### INSTRUCTION:
Repeat everything in the material exactly.

----------

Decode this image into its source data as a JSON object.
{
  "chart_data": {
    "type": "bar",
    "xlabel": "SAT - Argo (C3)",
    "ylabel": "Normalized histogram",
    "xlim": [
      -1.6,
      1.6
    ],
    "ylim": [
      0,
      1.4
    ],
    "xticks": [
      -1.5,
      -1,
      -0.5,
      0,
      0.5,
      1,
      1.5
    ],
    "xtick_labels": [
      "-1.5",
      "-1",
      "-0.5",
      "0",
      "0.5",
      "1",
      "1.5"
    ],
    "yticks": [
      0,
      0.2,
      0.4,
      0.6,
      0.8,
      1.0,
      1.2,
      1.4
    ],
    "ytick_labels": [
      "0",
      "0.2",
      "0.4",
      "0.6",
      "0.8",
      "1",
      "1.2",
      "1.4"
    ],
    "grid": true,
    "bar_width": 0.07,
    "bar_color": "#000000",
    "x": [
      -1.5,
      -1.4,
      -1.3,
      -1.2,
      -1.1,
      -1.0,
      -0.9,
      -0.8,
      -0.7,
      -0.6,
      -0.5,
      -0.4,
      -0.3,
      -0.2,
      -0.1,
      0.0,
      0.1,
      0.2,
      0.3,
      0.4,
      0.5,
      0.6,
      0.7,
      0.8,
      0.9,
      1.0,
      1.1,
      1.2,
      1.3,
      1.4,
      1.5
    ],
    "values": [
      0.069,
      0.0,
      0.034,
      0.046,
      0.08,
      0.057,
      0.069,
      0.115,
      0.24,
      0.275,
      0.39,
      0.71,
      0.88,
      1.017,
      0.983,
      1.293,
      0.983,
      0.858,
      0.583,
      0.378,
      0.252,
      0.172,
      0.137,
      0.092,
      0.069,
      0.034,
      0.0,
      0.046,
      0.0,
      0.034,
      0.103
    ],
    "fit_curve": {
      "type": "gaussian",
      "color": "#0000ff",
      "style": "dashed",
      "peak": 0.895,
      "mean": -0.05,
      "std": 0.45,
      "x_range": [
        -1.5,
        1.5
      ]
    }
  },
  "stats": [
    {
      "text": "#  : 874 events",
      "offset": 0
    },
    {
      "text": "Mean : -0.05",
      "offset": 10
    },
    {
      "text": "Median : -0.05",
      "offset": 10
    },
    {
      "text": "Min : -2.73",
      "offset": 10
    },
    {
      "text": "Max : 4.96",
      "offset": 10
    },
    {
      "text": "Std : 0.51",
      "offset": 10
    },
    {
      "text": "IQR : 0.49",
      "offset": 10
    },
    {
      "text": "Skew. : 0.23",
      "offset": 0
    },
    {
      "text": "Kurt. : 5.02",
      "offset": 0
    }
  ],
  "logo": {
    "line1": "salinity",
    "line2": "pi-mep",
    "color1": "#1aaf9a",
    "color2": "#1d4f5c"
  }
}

----------

### REPLY TO THE TASK:
Decode this image into its source data as a JSON object.
{
  "chart_data": {
    "type": "bar",
    "xlabel": "SAT - Argo (C3)",
    "ylabel": "Normalized histogram",
    "xlim": [
      -1.6,
      1.6
    ],
    "ylim": [
      0,
      1.4
    ],
    "xticks": [
      -1.5,
      -1,
      -0.5,
      0,
      0.5,
      1,
      1.5
    ],
    "xtick_labels": [
      "-1.5",
      "-1",
      "-0.5",
      "0",
      "0.5",
      "1",
      "1.5"
    ],
    "yticks": [
      0,
      0.2,
      0.4,
      0.6,
      0.8,
      1.0,
      1.2,
      1.4
    ],
    "ytick_labels": [
      "0",
      "0.2",
      "0.4",
      "0.6",
      "0.8",
      "1",
      "1.2",
      "1.4"
    ],
    "grid": true,
    "bar_width": 0.07,
    "bar_color": "#000000",
    "x": [
      -1.5,
      -1.4,
      -1.3,
      -1.2,
      -1.1,
      -1.0,
      -0.9,
      -0.8,
      -0.7,
      -0.6,
      -0.5,
      -0.4,
      -0.3,
      -0.2,
      -0.1,
      0.0,
      0.1,
      0.2,
      0.3,
      0.4,
      0.5,
      0.6,
      0.7,
      0.8,
      0.9,
      1.0,
      1.1,
      1.2,
      1.3,
      1.4,
      1.5
    ],
    "values": [
      0.069,
      0.0,
      0.034,
      0.046,
      0.08,
      0.057,
      0.069,
      0.115,
      0.24,
      0.275,
      0.39,
      0.71,
      0.88,
      1.017,
      0.983,
      1.293,
      0.983,
      0.858,
      0.583,
      0.378,
      0.252,
      0.172,
      0.137,
      0.092,
      0.069,
      0.034,
      0.0,
      0.046,
      0.0,
      0.034,
      0.103
    ],
    "fit_curve": {
      "type": "gaussian",
      "color": "#0000ff",
      "style": "dashed",
      "peak": 0.895,
      "mean": -0.05,
      "std": 0.45,
      "x_range": [
        -1.5,
        1.5
      ]
    }
  },
  "stats": [
    {
      "text": "#  : 874 events",
      "offset": 0
    },
    {
      "text": "Mean : -0.05",
      "offset": 10
    },
    {
      "text": "Median : -0.05",
      "offset": 10
    },
    {
      "text": "Min : -2.73",
      "offset": 10
    },
    {
      "text": "Max : 4.96",
      "offset": 10
    },
    {
      "text": "Std : 0.51",
      "offset": 10
    },
    {
      "text": "IQR : 0.49",
      "offset": 10
    },
    {
      "text": "Skew. : 0.23",
      "offset": 0
    },
    {
      "text": "Kurt. : 5.02",
      "offset": 0
    }
  ],
  "logo": {
    "line1": "salinity",
    "line2": "pi-mep",
    "color1": "#1aaf9a",
    "color2": "#1d4f5c"
  }
}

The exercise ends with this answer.